Work to be completed -
Answer with a single number: how many lines in the listing below include "xlabel"?

Task inputs -
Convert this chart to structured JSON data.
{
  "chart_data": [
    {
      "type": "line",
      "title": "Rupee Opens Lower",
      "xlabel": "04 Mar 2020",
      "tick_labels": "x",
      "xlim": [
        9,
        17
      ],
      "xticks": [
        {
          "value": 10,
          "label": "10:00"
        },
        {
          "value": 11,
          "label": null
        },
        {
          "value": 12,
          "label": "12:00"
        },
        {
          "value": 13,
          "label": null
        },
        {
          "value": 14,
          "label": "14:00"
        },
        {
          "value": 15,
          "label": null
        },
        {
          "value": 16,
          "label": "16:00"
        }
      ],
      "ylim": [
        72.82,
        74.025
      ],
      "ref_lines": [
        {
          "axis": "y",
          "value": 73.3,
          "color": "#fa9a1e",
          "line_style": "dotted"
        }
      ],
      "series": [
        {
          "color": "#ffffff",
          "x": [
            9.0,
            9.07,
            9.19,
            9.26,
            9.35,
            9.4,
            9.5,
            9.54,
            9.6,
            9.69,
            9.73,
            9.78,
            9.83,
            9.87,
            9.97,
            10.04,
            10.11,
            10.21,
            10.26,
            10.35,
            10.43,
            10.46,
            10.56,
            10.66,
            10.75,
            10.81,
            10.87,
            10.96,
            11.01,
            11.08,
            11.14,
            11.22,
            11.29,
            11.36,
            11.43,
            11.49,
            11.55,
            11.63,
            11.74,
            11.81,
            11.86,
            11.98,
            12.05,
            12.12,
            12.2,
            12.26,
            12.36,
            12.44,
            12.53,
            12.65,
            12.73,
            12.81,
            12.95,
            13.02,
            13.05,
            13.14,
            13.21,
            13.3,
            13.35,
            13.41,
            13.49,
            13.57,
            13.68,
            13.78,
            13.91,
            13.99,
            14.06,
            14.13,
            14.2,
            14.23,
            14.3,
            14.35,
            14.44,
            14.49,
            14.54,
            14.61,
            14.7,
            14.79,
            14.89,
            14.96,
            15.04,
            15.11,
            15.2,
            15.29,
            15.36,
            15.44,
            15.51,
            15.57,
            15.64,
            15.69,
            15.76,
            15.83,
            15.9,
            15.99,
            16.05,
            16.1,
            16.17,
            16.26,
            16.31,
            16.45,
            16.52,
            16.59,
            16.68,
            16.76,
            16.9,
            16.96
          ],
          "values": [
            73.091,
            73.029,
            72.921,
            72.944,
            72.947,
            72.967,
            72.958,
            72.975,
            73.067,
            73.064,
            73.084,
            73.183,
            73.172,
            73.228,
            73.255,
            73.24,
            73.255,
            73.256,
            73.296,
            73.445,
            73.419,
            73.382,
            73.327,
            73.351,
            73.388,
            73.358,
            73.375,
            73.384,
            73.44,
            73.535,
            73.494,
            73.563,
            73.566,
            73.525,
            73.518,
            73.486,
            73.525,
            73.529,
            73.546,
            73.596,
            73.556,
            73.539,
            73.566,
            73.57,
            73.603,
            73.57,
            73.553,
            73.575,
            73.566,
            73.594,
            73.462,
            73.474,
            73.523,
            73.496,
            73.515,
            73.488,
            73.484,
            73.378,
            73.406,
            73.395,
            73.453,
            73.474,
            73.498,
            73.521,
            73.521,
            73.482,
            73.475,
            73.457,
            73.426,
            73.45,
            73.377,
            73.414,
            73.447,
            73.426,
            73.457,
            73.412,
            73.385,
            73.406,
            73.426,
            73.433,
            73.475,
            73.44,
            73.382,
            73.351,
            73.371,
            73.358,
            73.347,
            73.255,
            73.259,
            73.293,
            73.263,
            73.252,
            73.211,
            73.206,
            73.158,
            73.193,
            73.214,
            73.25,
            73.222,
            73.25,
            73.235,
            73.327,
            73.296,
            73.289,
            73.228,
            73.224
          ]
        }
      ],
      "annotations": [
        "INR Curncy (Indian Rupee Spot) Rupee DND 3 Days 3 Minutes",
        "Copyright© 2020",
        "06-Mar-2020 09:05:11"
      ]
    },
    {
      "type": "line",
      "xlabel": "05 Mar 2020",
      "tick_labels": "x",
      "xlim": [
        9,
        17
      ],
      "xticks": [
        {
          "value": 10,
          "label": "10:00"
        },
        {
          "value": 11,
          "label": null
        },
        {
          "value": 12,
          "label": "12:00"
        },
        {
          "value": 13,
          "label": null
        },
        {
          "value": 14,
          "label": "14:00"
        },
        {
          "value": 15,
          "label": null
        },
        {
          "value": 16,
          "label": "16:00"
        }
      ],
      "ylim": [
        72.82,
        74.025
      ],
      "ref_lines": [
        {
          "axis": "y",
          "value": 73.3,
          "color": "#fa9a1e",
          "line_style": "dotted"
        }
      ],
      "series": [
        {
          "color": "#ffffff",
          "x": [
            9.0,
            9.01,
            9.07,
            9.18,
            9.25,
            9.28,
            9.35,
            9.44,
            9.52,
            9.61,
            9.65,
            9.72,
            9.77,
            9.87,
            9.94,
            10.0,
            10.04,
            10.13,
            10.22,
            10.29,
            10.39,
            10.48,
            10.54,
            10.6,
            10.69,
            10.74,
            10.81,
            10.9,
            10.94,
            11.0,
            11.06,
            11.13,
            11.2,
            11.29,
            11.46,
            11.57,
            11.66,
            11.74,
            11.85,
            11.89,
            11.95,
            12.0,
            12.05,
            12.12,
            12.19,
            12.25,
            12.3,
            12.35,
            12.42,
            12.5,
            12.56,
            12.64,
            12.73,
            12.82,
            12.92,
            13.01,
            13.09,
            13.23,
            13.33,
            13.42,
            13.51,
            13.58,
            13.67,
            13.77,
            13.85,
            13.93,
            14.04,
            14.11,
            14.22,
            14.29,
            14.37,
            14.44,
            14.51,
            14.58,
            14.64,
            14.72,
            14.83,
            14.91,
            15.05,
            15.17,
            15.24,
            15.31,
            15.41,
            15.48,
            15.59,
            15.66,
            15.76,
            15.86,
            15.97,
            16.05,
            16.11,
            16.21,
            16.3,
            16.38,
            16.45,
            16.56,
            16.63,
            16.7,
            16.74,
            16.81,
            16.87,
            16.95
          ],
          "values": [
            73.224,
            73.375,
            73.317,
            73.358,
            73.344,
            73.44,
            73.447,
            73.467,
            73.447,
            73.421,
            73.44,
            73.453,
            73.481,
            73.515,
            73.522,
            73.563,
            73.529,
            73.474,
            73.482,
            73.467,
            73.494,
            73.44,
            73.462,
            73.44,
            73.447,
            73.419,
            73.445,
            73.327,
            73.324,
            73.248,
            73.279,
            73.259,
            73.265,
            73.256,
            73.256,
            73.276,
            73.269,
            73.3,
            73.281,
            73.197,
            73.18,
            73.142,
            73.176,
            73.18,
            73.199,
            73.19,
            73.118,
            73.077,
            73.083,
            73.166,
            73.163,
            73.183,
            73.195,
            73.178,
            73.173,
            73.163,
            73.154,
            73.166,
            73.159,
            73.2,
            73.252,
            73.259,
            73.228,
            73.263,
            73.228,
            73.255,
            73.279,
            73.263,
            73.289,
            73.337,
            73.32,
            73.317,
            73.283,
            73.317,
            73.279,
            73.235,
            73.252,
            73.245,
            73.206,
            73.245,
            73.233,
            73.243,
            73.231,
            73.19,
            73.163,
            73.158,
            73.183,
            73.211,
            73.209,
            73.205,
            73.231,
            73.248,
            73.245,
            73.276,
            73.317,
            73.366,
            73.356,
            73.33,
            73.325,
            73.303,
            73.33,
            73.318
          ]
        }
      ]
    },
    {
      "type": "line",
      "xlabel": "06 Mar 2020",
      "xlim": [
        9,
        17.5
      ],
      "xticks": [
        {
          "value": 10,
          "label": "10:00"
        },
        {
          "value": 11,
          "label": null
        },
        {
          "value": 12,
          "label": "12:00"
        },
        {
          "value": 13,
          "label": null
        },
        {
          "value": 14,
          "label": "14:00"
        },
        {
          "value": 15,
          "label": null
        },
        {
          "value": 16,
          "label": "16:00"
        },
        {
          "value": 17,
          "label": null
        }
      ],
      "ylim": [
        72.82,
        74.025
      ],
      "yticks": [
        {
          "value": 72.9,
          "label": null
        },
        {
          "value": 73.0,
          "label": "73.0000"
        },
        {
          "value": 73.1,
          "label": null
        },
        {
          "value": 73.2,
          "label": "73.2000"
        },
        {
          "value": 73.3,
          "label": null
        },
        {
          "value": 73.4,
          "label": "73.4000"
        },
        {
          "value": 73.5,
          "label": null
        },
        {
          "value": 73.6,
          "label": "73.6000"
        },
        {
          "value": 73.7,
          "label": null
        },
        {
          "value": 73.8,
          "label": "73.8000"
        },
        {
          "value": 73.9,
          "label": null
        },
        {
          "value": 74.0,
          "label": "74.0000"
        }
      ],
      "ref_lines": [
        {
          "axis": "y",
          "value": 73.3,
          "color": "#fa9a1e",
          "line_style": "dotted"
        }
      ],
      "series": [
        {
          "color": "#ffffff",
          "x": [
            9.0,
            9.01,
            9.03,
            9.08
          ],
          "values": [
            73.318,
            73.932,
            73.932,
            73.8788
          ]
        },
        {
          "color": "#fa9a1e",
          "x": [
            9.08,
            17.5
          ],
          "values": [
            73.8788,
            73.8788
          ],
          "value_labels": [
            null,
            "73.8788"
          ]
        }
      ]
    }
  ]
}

Answer to the problem -
3